◆ Records shown ◆

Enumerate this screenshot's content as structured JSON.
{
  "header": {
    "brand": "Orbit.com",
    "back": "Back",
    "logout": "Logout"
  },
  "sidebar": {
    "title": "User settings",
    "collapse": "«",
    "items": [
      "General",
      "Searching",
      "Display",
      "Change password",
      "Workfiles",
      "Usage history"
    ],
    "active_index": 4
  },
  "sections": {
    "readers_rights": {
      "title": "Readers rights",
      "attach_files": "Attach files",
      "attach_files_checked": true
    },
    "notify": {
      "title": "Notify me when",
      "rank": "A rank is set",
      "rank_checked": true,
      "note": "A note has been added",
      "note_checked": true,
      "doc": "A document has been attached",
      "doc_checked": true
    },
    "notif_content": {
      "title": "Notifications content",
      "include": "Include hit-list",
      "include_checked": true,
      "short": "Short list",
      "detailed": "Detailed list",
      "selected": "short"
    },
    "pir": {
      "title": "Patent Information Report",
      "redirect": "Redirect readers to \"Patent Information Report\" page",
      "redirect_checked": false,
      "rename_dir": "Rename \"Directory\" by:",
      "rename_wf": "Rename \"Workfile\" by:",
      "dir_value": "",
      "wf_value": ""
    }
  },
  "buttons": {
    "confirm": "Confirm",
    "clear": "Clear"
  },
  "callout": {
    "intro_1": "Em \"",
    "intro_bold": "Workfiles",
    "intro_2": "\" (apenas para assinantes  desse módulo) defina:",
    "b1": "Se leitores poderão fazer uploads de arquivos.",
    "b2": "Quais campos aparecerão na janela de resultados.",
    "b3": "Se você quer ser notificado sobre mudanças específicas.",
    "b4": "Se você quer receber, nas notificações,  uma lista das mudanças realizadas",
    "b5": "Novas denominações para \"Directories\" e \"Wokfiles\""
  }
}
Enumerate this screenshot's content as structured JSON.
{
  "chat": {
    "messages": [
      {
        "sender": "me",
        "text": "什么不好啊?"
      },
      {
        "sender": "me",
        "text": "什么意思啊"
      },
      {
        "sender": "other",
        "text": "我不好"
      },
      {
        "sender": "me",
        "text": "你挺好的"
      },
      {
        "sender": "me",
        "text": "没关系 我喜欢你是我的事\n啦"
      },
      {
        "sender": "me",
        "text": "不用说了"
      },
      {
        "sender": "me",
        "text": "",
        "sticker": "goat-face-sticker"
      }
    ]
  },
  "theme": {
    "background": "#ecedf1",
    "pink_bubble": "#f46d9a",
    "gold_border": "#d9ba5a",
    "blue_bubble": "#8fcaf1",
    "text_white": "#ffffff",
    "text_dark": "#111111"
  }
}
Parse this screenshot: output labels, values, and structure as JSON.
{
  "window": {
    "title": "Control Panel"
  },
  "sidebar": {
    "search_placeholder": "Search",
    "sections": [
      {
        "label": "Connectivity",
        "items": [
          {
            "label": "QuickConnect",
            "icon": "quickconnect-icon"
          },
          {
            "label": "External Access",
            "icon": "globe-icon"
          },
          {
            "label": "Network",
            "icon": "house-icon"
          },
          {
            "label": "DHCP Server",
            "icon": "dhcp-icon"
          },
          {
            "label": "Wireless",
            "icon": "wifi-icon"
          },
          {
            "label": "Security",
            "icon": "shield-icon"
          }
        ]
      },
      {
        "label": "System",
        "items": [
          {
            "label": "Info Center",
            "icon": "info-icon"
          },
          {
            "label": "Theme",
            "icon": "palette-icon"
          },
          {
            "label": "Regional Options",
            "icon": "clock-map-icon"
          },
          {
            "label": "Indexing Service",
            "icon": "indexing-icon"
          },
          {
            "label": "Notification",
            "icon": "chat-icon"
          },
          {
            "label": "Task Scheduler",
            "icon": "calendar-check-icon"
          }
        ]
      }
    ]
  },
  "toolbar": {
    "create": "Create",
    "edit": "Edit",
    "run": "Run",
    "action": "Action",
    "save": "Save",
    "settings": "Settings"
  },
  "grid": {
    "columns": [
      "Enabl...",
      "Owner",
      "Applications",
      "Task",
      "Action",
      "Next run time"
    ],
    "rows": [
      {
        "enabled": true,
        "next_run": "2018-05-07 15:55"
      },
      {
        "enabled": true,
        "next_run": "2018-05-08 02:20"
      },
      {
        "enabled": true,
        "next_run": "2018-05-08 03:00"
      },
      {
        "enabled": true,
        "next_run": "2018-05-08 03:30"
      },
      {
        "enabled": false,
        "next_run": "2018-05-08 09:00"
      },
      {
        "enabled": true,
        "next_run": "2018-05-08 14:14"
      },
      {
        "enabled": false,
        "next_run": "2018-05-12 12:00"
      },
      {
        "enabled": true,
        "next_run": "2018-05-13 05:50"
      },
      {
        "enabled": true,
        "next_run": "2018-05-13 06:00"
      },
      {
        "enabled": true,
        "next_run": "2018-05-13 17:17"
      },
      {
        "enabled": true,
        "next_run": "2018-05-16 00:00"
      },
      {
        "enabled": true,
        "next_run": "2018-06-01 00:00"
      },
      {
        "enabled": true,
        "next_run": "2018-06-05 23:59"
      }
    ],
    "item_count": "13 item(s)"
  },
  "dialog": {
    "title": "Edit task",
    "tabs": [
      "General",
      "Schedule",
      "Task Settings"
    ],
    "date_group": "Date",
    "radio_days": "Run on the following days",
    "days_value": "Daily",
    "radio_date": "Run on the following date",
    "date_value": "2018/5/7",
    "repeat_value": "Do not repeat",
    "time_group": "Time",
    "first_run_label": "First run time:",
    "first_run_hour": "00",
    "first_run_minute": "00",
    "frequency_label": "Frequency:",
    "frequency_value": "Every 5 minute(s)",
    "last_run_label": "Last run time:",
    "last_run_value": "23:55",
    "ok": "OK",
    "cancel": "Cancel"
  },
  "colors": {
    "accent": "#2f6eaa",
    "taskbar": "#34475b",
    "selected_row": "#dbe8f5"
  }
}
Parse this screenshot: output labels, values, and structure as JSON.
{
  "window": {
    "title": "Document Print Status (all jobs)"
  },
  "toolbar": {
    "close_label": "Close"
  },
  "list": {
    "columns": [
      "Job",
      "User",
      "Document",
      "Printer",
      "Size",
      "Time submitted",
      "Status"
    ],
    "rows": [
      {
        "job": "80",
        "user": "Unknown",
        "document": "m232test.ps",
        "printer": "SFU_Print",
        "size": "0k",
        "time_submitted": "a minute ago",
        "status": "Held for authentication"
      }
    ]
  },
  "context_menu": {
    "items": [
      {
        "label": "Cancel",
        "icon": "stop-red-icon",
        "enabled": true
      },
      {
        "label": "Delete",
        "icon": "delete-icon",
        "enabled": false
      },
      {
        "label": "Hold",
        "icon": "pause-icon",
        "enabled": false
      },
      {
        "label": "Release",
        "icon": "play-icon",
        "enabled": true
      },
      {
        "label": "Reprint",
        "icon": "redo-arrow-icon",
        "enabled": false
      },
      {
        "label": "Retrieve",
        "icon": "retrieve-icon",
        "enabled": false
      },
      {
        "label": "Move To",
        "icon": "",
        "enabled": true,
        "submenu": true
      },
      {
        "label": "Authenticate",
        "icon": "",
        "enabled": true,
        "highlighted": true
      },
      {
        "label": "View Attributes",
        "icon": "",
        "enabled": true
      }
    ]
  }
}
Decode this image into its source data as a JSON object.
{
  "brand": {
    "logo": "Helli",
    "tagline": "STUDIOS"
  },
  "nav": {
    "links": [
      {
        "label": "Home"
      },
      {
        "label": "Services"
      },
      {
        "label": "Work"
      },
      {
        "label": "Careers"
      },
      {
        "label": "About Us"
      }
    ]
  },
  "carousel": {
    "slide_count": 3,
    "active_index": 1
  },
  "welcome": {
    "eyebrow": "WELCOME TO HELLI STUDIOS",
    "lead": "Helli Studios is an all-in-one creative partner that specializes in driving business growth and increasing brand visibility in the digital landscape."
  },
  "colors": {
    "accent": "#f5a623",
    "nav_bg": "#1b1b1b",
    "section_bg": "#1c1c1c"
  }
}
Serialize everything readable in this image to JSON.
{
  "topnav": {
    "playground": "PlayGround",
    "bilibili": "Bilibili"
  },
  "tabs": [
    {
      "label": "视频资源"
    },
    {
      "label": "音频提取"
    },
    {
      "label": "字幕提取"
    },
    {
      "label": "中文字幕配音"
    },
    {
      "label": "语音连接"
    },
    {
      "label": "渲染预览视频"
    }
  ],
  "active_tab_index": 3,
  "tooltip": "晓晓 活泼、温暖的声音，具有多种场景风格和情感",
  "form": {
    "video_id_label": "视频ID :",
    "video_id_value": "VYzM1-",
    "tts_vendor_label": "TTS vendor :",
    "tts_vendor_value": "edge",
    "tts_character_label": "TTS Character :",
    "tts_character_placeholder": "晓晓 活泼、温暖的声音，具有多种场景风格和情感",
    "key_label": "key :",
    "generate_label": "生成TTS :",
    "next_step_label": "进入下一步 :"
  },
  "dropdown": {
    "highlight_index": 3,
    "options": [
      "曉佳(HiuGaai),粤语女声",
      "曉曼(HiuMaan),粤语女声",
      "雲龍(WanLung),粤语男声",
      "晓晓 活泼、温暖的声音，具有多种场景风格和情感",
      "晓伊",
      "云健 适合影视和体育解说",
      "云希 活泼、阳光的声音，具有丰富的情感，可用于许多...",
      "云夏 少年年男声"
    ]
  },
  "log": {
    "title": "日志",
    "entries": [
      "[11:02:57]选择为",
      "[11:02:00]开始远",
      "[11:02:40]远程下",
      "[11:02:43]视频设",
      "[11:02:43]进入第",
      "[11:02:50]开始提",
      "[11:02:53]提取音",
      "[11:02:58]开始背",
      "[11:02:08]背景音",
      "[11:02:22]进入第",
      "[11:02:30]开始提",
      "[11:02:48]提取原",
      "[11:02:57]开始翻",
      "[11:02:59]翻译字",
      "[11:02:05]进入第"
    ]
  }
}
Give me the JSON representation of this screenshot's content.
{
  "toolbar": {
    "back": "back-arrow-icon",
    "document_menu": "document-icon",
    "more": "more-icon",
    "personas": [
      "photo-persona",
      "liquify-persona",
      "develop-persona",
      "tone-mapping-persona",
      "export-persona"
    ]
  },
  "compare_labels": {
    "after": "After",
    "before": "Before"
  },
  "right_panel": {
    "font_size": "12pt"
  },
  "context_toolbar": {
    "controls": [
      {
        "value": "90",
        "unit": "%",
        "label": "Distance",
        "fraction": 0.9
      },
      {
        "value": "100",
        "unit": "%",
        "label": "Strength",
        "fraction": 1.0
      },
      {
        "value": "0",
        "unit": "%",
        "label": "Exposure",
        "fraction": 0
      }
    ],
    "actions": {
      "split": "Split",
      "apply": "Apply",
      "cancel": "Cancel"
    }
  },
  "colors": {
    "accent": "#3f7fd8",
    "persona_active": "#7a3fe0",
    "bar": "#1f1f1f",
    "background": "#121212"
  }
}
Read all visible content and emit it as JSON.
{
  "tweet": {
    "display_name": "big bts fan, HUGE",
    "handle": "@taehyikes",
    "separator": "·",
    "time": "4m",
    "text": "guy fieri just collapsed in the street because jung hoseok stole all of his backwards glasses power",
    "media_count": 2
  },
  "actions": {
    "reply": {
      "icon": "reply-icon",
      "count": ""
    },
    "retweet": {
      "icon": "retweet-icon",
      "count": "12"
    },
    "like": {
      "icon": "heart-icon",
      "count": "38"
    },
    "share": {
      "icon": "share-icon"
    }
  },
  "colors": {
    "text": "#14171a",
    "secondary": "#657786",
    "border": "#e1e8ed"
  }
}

◆ Direction ◆
Filter the listing for the word "following" and copy every line that holds it.

◆ Output for this exercise ◆
    "radio_days": "Run on the following days",
    "radio_date": "Run on the following date",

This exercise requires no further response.